◆ EXERCISE OBJECTIVE
Write the records out again, precisely as they stand.

◆ INFORMATION SUPPLIED
* * * * * * *
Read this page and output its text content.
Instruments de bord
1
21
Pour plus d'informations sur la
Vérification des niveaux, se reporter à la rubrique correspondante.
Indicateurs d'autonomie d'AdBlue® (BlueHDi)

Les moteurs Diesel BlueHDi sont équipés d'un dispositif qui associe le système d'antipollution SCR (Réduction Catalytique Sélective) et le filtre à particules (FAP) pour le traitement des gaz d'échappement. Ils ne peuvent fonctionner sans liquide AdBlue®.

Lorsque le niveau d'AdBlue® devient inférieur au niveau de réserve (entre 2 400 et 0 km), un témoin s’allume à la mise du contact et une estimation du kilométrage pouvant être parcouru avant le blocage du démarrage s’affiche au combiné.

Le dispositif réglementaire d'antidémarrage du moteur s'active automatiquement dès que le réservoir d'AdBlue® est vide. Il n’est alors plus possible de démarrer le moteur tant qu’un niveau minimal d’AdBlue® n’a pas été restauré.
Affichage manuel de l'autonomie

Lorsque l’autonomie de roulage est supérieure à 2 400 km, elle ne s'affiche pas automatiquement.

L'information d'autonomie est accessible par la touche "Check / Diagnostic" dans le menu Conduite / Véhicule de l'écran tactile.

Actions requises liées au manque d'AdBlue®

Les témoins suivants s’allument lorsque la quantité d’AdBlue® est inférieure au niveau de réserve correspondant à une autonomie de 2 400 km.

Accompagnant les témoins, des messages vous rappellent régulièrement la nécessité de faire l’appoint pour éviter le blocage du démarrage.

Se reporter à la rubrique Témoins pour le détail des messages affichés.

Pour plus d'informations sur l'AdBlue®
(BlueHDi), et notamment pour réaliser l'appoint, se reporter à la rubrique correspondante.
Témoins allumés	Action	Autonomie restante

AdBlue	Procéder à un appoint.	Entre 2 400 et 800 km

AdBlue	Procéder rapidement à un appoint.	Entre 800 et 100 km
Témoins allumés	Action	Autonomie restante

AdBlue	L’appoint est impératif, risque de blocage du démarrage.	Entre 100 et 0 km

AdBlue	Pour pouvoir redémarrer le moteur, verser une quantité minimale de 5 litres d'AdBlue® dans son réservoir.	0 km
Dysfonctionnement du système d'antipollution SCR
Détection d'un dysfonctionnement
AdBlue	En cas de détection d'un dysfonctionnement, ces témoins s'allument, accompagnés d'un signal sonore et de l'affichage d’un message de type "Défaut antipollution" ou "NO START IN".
* * * * * * *
◆ TASK RESPONSE
Read this page and output its text content.
Instruments de bord
1
21
Pour plus d'informations sur la
Vérification des niveaux, se reporter à la rubrique correspondante.
Indicateurs d'autonomie d'AdBlue® (BlueHDi)

Les moteurs Diesel BlueHDi sont équipés d'un dispositif qui associe le système d'antipollution SCR (Réduction Catalytique Sélective) et le filtre à particules (FAP) pour le traitement des gaz d'échappement. Ils ne peuvent fonctionner sans liquide AdBlue®.

Lorsque le niveau d'AdBlue® devient inférieur au niveau de réserve (entre 2 400 et 0 km), un témoin s’allume à la mise du contact et une estimation du kilométrage pouvant être parcouru avant le blocage du démarrage s’affiche au combiné.

Le dispositif réglementaire d'antidémarrage du moteur s'active automatiquement dès que le réservoir d'AdBlue® est vide. Il n’est alors plus possible de démarrer le moteur tant qu’un niveau minimal d’AdBlue® n’a pas été restauré.
Affichage manuel de l'autonomie

Lorsque l’autonomie de roulage est supérieure à 2 400 km, elle ne s'affiche pas automatiquement.

L'information d'autonomie est accessible par la touche "Check / Diagnostic" dans le menu Conduite / Véhicule de l'écran tactile.

Actions requises liées au manque d'AdBlue®

Les témoins suivants s’allument lorsque la quantité d’AdBlue® est inférieure au niveau de réserve correspondant à une autonomie de 2 400 km.

Accompagnant les témoins, des messages vous rappellent régulièrement la nécessité de faire l’appoint pour éviter le blocage du démarrage.

Se reporter à la rubrique Témoins pour le détail des messages affichés.

Pour plus d'informations sur l'AdBlue®
(BlueHDi), et notamment pour réaliser l'appoint, se reporter à la rubrique correspondante.
Témoins allumés	Action	Autonomie restante

AdBlue	Procéder à un appoint.	Entre 2 400 et 800 km

AdBlue	Procéder rapidement à un appoint.	Entre 800 et 100 km
Témoins allumés	Action	Autonomie restante

AdBlue	L’appoint est impératif, risque de blocage du démarrage.	Entre 100 et 0 km

AdBlue	Pour pouvoir redémarrer le moteur, verser une quantité minimale de 5 litres d'AdBlue® dans son réservoir.	0 km
Dysfonctionnement du système d'antipollution SCR
Détection d'un dysfonctionnement
AdBlue	En cas de détection d'un dysfonctionnement, ces témoins s'allument, accompagnés d'un signal sonore et de l'affichage d’un message de type "Défaut antipollution" ou "NO START IN".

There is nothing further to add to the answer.